STATED GOAL:
Copy out each line containing "关于宫相" from the entries below.

(begin)

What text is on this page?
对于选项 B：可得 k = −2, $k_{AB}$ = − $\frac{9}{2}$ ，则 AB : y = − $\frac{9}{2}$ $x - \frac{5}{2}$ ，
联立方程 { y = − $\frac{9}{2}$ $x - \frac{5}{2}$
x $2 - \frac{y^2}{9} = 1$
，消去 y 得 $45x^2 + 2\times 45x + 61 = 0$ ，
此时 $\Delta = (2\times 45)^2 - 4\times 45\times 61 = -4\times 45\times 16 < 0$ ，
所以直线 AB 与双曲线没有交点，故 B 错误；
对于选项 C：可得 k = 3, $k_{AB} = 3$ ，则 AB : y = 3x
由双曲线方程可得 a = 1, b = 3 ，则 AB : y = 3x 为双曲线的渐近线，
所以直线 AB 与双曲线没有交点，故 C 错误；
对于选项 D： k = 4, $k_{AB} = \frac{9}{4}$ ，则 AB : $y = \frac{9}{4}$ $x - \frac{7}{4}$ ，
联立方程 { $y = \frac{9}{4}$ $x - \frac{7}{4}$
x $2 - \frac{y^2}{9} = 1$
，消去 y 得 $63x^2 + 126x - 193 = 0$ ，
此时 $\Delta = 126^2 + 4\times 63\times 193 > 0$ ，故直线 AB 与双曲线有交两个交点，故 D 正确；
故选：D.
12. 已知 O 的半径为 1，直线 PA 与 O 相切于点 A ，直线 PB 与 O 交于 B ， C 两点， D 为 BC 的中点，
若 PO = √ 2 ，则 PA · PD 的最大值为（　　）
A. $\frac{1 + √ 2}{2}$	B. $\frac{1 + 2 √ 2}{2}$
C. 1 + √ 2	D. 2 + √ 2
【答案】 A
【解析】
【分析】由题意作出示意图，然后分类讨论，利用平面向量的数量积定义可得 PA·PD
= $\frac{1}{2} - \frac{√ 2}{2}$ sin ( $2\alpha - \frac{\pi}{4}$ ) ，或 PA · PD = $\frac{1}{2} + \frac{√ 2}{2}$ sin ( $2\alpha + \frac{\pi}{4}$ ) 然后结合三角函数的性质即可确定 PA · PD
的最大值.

(end)
(begin)

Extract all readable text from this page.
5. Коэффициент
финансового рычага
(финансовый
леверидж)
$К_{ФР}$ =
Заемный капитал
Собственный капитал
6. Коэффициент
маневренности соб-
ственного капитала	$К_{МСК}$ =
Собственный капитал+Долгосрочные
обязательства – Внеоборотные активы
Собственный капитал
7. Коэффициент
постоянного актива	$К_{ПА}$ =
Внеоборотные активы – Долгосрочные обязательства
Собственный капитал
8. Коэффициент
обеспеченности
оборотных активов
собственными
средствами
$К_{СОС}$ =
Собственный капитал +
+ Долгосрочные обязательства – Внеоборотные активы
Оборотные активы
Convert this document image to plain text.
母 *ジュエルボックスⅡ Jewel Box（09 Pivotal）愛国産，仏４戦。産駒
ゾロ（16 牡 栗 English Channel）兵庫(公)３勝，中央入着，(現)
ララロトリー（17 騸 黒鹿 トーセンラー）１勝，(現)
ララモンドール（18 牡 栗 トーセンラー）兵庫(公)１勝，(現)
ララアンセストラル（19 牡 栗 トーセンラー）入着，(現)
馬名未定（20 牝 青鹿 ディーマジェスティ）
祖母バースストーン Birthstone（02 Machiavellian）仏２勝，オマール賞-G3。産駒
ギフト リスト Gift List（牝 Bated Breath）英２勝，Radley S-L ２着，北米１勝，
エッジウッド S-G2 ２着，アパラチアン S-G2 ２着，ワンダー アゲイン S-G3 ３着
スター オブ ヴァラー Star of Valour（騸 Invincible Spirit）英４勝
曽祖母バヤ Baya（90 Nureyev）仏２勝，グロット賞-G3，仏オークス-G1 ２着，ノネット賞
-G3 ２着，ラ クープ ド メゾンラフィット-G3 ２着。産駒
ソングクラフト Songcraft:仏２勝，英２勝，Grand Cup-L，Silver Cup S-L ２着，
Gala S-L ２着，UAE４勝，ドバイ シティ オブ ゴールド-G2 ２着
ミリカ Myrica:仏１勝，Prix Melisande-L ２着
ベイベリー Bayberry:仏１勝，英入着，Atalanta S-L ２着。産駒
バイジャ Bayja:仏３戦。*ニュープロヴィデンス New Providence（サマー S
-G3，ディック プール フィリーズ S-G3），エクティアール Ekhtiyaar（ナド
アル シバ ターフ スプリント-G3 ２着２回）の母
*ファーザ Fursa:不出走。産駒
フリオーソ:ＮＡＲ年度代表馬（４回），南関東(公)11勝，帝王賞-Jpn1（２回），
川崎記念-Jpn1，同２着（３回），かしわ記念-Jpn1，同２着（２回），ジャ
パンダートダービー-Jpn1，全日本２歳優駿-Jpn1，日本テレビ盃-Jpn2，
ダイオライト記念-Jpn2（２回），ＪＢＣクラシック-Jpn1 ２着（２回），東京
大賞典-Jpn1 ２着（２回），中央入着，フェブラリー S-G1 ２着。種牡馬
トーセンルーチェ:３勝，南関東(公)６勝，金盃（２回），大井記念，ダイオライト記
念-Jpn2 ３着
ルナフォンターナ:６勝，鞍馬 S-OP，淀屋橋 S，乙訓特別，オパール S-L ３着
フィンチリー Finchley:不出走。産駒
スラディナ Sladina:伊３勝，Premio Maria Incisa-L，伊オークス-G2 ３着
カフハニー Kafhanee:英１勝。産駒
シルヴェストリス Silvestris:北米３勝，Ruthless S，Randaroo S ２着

(end)
(begin)

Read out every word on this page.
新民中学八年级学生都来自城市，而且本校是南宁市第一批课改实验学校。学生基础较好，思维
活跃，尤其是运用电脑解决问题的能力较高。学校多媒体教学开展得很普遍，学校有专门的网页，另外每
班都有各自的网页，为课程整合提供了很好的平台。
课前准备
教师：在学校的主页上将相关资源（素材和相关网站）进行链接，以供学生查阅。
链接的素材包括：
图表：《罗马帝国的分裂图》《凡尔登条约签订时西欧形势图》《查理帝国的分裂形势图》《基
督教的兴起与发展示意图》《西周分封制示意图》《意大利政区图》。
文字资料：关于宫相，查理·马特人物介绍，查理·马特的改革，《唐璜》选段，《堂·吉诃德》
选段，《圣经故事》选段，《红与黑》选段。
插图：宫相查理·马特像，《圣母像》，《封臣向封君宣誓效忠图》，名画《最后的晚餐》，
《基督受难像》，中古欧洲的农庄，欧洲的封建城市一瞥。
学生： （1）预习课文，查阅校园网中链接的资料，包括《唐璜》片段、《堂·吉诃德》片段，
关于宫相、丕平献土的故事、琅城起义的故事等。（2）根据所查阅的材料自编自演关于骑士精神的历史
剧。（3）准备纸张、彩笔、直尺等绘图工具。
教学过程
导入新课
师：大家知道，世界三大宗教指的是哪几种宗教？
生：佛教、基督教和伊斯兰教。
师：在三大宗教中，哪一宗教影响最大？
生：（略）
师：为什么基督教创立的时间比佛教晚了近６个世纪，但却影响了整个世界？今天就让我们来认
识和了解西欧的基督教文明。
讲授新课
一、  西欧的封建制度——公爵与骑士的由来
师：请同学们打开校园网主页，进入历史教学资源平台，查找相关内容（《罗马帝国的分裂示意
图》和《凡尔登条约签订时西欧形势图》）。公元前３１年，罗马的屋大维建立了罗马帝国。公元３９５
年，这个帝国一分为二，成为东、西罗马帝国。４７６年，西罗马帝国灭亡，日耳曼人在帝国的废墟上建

(end)

FINAL ANSWER:
文字资料：关于宫相，查理·马特人物介绍，查理·马特的改革，《唐璜》选段，《堂·吉诃德》
关于宫相、丕平献土的故事、琅城起义的故事等。（2）根据所查阅的材料自编自演关于骑士精神的历史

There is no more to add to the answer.